- Records for this exercise:

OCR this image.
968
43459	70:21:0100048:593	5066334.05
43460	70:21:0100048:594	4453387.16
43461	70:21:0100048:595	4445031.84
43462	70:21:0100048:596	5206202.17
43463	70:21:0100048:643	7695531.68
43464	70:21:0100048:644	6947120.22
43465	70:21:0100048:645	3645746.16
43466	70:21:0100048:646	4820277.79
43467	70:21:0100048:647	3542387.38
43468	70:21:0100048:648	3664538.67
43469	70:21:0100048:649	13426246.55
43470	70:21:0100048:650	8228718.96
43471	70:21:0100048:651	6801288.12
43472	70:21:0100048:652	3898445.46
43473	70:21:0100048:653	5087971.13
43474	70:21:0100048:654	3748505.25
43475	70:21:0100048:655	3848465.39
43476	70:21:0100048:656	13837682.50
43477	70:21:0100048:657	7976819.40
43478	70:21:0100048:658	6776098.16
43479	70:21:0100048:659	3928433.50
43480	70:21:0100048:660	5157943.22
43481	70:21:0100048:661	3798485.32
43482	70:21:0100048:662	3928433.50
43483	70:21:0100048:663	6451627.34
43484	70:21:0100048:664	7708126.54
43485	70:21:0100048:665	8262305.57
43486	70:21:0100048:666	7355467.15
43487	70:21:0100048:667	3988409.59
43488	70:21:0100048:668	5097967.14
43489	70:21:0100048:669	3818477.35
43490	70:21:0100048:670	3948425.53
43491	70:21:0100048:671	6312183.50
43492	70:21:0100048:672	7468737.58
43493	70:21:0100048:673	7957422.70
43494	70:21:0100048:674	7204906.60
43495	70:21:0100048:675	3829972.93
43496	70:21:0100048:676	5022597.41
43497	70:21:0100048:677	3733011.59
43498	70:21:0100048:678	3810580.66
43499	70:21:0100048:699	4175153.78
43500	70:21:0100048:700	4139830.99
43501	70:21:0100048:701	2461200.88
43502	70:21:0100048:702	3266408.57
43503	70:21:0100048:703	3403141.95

- Your objective: Go back to the listing above and please repeat it exactly.

- Task solution:
OCR this image.
968
43459	70:21:0100048:593	5066334.05
43460	70:21:0100048:594	4453387.16
43461	70:21:0100048:595	4445031.84
43462	70:21:0100048:596	5206202.17
43463	70:21:0100048:643	7695531.68
43464	70:21:0100048:644	6947120.22
43465	70:21:0100048:645	3645746.16
43466	70:21:0100048:646	4820277.79
43467	70:21:0100048:647	3542387.38
43468	70:21:0100048:648	3664538.67
43469	70:21:0100048:649	13426246.55
43470	70:21:0100048:650	8228718.96
43471	70:21:0100048:651	6801288.12
43472	70:21:0100048:652	3898445.46
43473	70:21:0100048:653	5087971.13
43474	70:21:0100048:654	3748505.25
43475	70:21:0100048:655	3848465.39
43476	70:21:0100048:656	13837682.50
43477	70:21:0100048:657	7976819.40
43478	70:21:0100048:658	6776098.16
43479	70:21:0100048:659	3928433.50
43480	70:21:0100048:660	5157943.22
43481	70:21:0100048:661	3798485.32
43482	70:21:0100048:662	3928433.50
43483	70:21:0100048:663	6451627.34
43484	70:21:0100048:664	7708126.54
43485	70:21:0100048:665	8262305.57
43486	70:21:0100048:666	7355467.15
43487	70:21:0100048:667	3988409.59
43488	70:21:0100048:668	5097967.14
43489	70:21:0100048:669	3818477.35
43490	70:21:0100048:670	3948425.53
43491	70:21:0100048:671	6312183.50
43492	70:21:0100048:672	7468737.58
43493	70:21:0100048:673	7957422.70
43494	70:21:0100048:674	7204906.60
43495	70:21:0100048:675	3829972.93
43496	70:21:0100048:676	5022597.41
43497	70:21:0100048:677	3733011.59
43498	70:21:0100048:678	3810580.66
43499	70:21:0100048:699	4175153.78
43500	70:21:0100048:700	4139830.99
43501	70:21:0100048:701	2461200.88
43502	70:21:0100048:702	3266408.57
43503	70:21:0100048:703	3403141.95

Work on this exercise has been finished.